▸ **Exercise aim**:
Restate the stretch of the Fibonacci passage from "Doctor Mitteldorf answered" through "formula come from?", changing "hint" to "clue".

▸ **Passage given**:

Edward has been trying to guess at a formula; I tried fitting the sequence to a quartic polynomial using Excel, which did fairly well for the first 15 terms as in my table above, but not exact:
If I plotted more Fibonacci numbers with the same polynomial, they would rapidly diverge – because the Fibonacci sequence is closely related to exponential functions (geometric sequence) as we’ve already seen, and therefore grows faster than any polynomial.
Doctor Mitteldorf answered first, with a hint and a challenge:
Dear Edward,
Believe it or not, the Fibonacci series is the sum of two geometric series, each one of which separately is not even an integer. Given the formula, it's not too hard to prove that it works (use proof by induction). But where does the formula come from?
The formula involves the square root of 5, which I write as sqrt[5]. The nth Fibonacci is:
a*x^n + (1-a)*y^n
where a = (3+sqrt[5])/(5+sqrt[5])

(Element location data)
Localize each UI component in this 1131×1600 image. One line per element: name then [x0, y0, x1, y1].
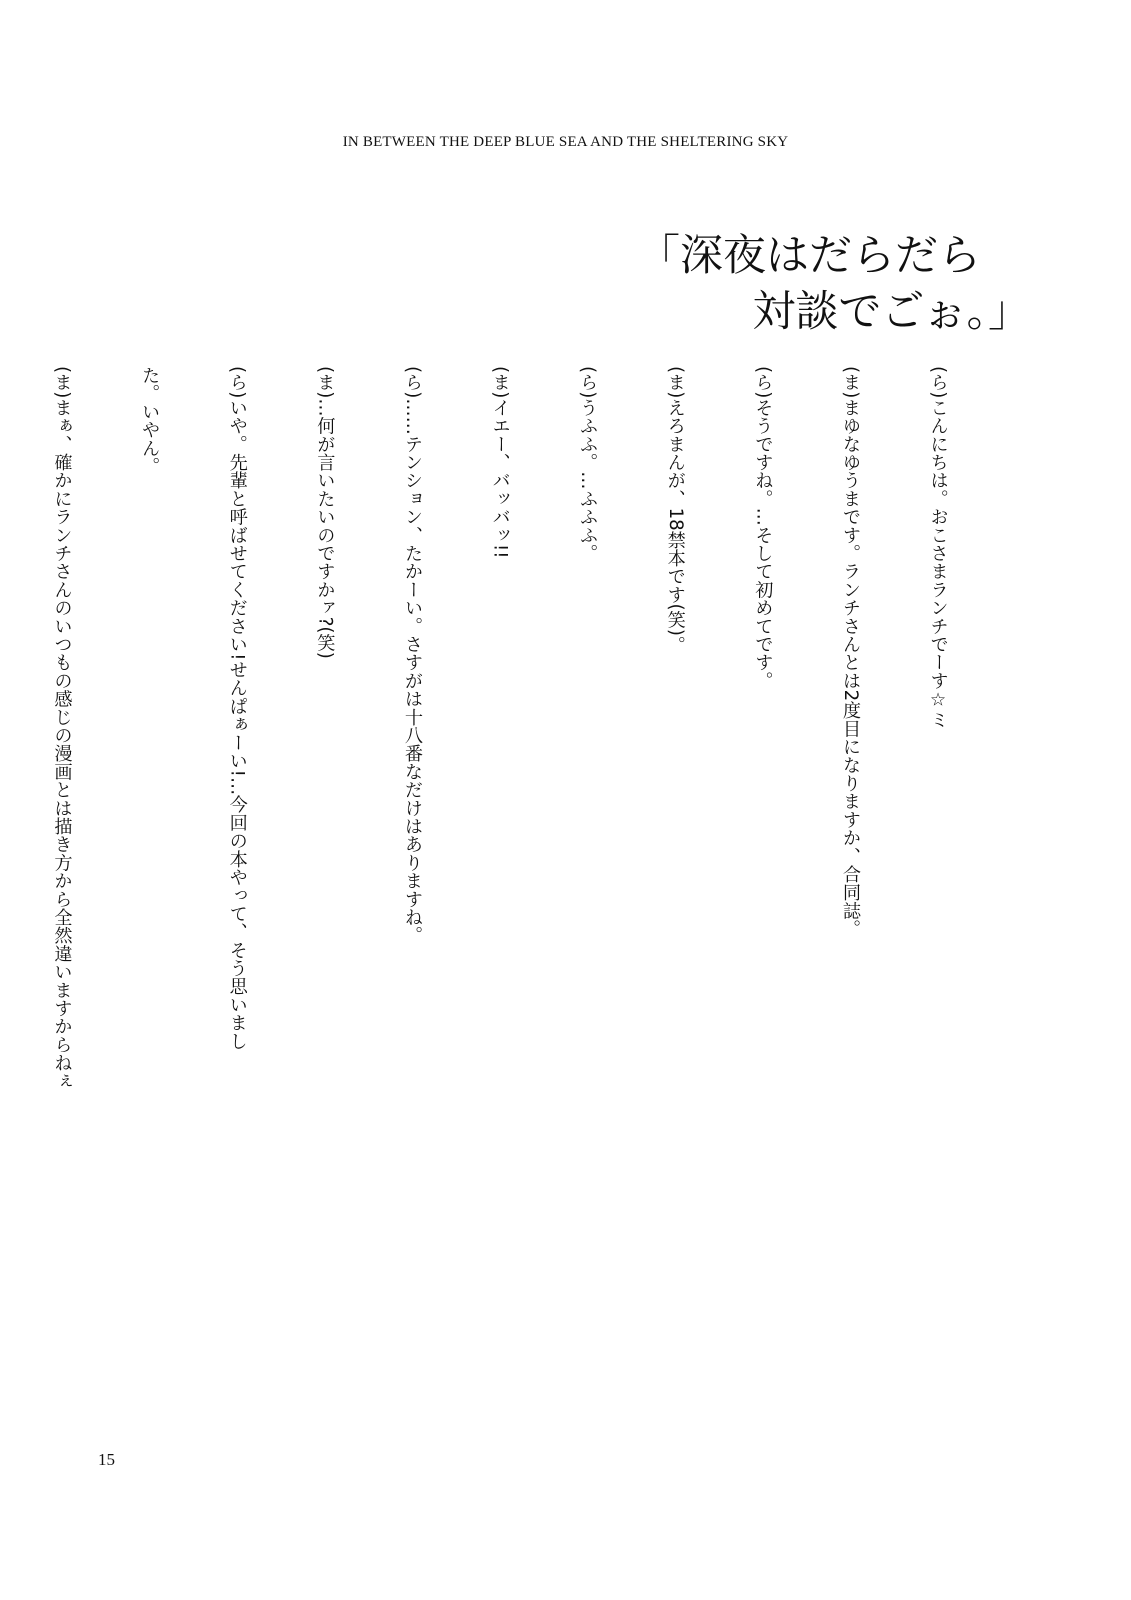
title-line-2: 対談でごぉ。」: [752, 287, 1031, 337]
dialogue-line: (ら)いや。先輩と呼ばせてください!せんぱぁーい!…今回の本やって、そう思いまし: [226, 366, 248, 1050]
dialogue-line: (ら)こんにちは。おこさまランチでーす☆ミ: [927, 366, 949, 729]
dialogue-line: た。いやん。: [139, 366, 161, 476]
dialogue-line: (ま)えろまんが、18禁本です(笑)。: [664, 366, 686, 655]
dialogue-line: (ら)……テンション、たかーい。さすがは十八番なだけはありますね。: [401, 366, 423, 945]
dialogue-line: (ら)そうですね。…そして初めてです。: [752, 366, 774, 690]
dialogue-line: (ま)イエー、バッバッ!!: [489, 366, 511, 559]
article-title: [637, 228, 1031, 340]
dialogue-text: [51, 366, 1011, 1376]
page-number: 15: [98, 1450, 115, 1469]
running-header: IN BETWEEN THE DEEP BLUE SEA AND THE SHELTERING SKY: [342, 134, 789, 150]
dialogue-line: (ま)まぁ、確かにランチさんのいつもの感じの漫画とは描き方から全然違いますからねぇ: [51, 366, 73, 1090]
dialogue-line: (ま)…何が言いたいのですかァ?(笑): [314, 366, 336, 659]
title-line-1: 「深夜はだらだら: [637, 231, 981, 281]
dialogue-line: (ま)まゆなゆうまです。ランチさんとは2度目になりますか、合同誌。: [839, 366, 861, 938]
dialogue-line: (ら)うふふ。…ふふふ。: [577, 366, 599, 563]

▸ **Complete answer**:
Doctor Mitteldorf answered first, with a clue and a challenge:
Dear Edward,
Believe it or not, the Fibonacci series is the sum of two geometric series, each one of which separately is not even an integer. Given the formula, it's not too hard to prove that it works (use proof by induction). But where does the formula come from?